Written request –
Reproduce all the entries exactly and keep the pictures out.

++++++

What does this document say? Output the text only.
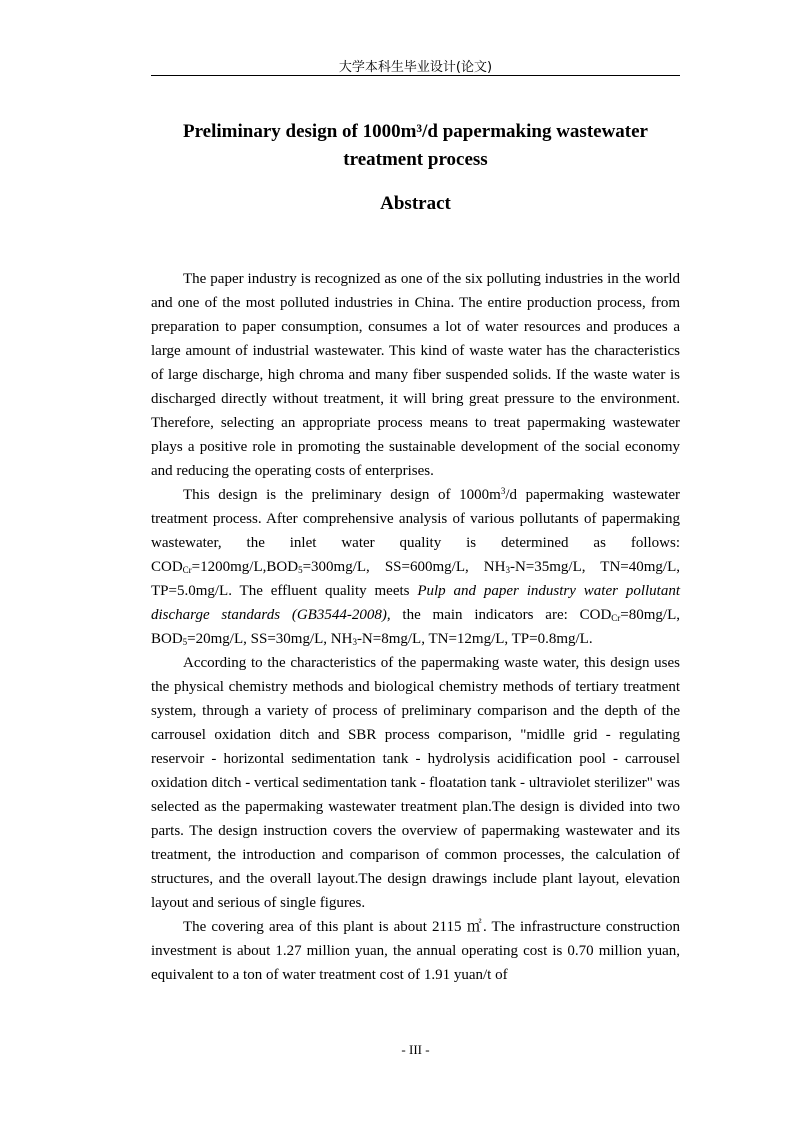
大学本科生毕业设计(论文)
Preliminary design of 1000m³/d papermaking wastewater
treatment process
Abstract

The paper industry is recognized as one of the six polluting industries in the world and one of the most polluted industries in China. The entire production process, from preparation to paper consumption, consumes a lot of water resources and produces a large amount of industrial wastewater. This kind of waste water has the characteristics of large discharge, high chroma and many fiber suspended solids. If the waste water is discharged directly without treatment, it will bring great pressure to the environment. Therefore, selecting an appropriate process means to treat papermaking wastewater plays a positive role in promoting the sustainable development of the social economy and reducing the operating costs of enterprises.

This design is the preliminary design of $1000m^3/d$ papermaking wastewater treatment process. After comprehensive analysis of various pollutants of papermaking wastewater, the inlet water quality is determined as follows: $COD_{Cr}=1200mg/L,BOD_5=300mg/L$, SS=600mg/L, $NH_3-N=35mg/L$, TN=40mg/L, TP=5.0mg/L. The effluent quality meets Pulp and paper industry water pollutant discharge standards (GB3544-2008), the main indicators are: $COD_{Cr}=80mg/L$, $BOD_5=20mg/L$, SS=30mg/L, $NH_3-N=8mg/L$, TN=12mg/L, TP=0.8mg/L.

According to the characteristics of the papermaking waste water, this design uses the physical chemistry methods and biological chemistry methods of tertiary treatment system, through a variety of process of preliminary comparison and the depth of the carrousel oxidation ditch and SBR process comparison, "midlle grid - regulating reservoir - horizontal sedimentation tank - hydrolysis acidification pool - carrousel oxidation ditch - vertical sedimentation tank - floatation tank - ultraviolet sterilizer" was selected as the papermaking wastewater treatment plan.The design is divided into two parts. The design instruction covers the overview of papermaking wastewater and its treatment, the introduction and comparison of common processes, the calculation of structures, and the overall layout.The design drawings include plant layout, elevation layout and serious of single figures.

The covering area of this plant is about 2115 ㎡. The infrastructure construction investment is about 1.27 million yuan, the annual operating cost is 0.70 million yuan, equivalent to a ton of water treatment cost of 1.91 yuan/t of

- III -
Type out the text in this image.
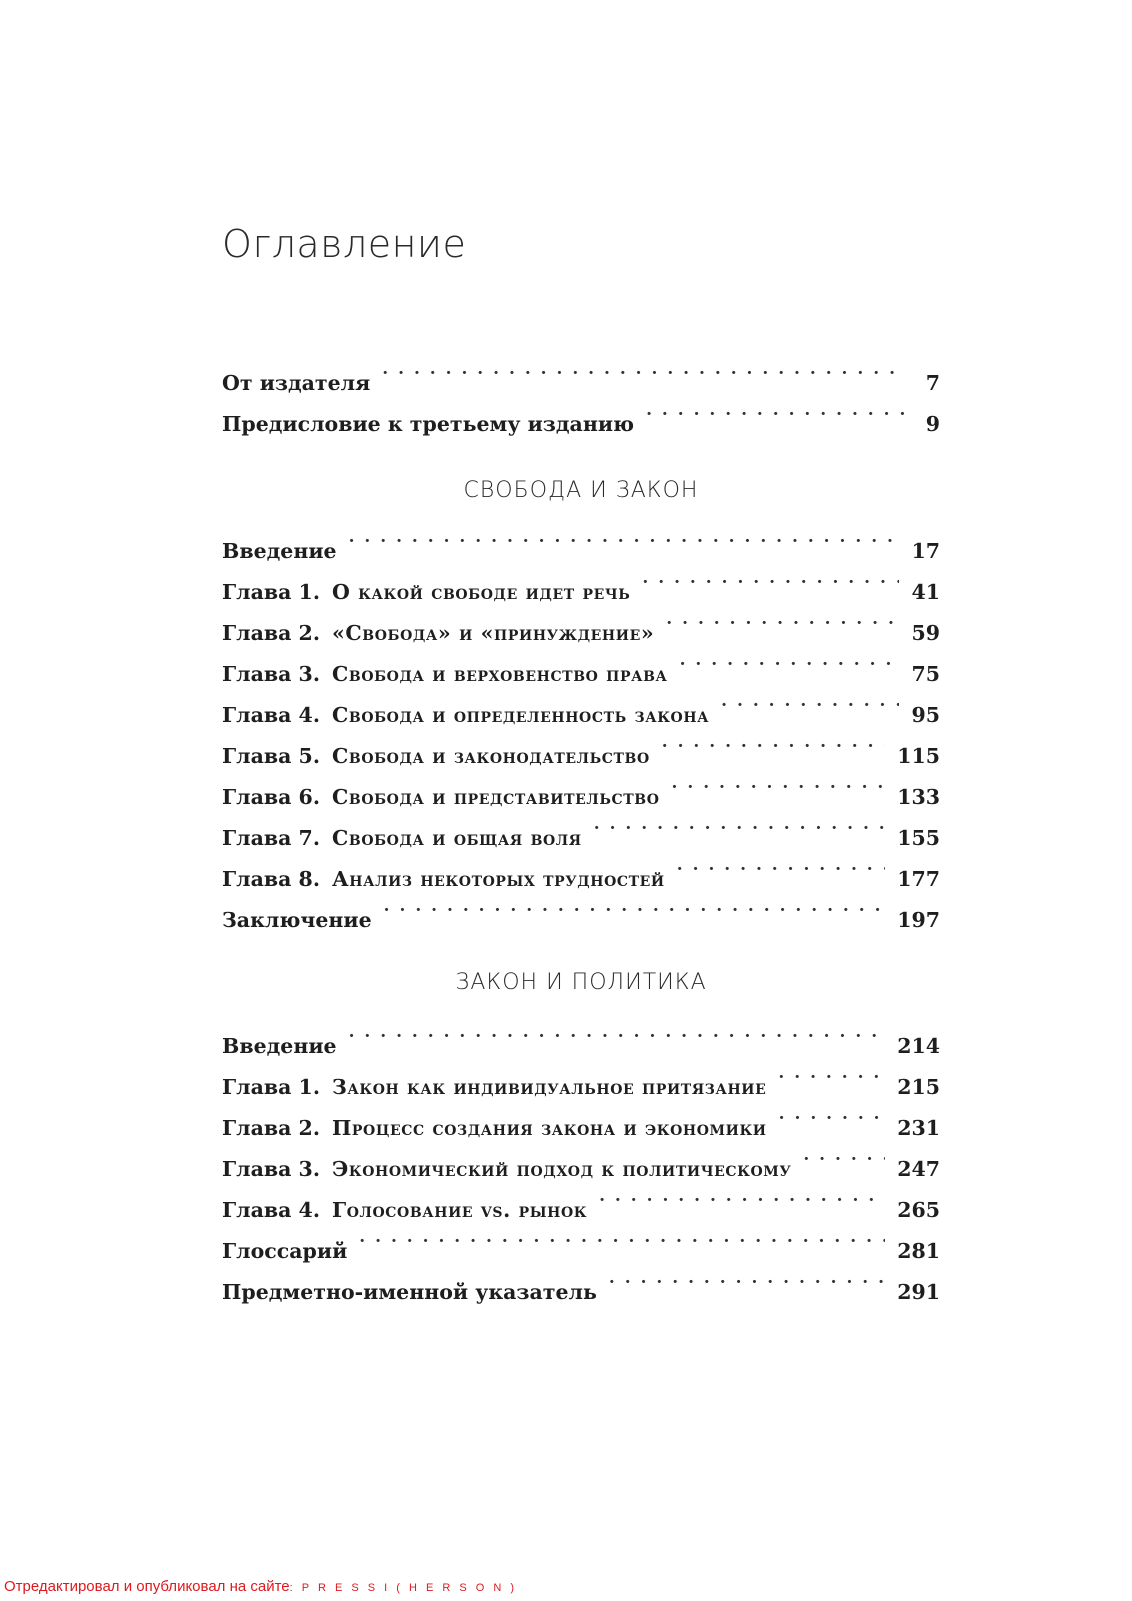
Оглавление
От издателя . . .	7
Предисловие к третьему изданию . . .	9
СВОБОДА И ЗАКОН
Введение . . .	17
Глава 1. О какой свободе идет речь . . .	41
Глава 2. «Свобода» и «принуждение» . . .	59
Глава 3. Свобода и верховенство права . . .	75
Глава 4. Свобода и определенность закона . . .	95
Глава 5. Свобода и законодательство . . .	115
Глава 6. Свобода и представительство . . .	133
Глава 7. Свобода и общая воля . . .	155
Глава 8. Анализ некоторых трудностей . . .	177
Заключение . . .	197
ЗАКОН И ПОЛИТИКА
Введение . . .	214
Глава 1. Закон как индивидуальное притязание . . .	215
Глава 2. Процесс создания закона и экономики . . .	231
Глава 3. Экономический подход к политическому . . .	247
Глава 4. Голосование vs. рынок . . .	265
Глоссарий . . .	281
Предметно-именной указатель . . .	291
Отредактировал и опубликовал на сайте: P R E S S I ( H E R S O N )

++++++

Result of the task –
What does this document say? Output the text only.
大学本科生毕业设计(论文)
Preliminary design of 1000m³/d papermaking wastewater
treatment process
Abstract

The paper industry is recognized as one of the six polluting industries in the world and one of the most polluted industries in China. The entire production process, from preparation to paper consumption, consumes a lot of water resources and produces a large amount of industrial wastewater. This kind of waste water has the characteristics of large discharge, high chroma and many fiber suspended solids. If the waste water is discharged directly without treatment, it will bring great pressure to the environment. Therefore, selecting an appropriate process means to treat papermaking wastewater plays a positive role in promoting the sustainable development of the social economy and reducing the operating costs of enterprises.

This design is the preliminary design of $1000m^3/d$ papermaking wastewater treatment process. After comprehensive analysis of various pollutants of papermaking wastewater, the inlet water quality is determined as follows: $COD_{Cr}=1200mg/L,BOD_5=300mg/L$, SS=600mg/L, $NH_3-N=35mg/L$, TN=40mg/L, TP=5.0mg/L. The effluent quality meets Pulp and paper industry water pollutant discharge standards (GB3544-2008), the main indicators are: $COD_{Cr}=80mg/L$, $BOD_5=20mg/L$, SS=30mg/L, $NH_3-N=8mg/L$, TN=12mg/L, TP=0.8mg/L.

According to the characteristics of the papermaking waste water, this design uses the physical chemistry methods and biological chemistry methods of tertiary treatment system, through a variety of process of preliminary comparison and the depth of the carrousel oxidation ditch and SBR process comparison, "midlle grid - regulating reservoir - horizontal sedimentation tank - hydrolysis acidification pool - carrousel oxidation ditch - vertical sedimentation tank - floatation tank - ultraviolet sterilizer" was selected as the papermaking wastewater treatment plan.The design is divided into two parts. The design instruction covers the overview of papermaking wastewater and its treatment, the introduction and comparison of common processes, the calculation of structures, and the overall layout.The design drawings include plant layout, elevation layout and serious of single figures.

The covering area of this plant is about 2115 ㎡. The infrastructure construction investment is about 1.27 million yuan, the annual operating cost is 0.70 million yuan, equivalent to a ton of water treatment cost of 1.91 yuan/t of

- III -
Type out the text in this image.
Оглавление
От издателя . . .	7
Предисловие к третьему изданию . . .	9
СВОБОДА И ЗАКОН
Введение . . .	17
Глава 1. О какой свободе идет речь . . .	41
Глава 2. «Свобода» и «принуждение» . . .	59
Глава 3. Свобода и верховенство права . . .	75
Глава 4. Свобода и определенность закона . . .	95
Глава 5. Свобода и законодательство . . .	115
Глава 6. Свобода и представительство . . .	133
Глава 7. Свобода и общая воля . . .	155
Глава 8. Анализ некоторых трудностей . . .	177
Заключение . . .	197
ЗАКОН И ПОЛИТИКА
Введение . . .	214
Глава 1. Закон как индивидуальное притязание . . .	215
Глава 2. Процесс создания закона и экономики . . .	231
Глава 3. Экономический подход к политическому . . .	247
Глава 4. Голосование vs. рынок . . .	265
Глоссарий . . .	281
Предметно-именной указатель . . .	291
Отредактировал и опубликовал на сайте: P R E S S I ( H E R S O N )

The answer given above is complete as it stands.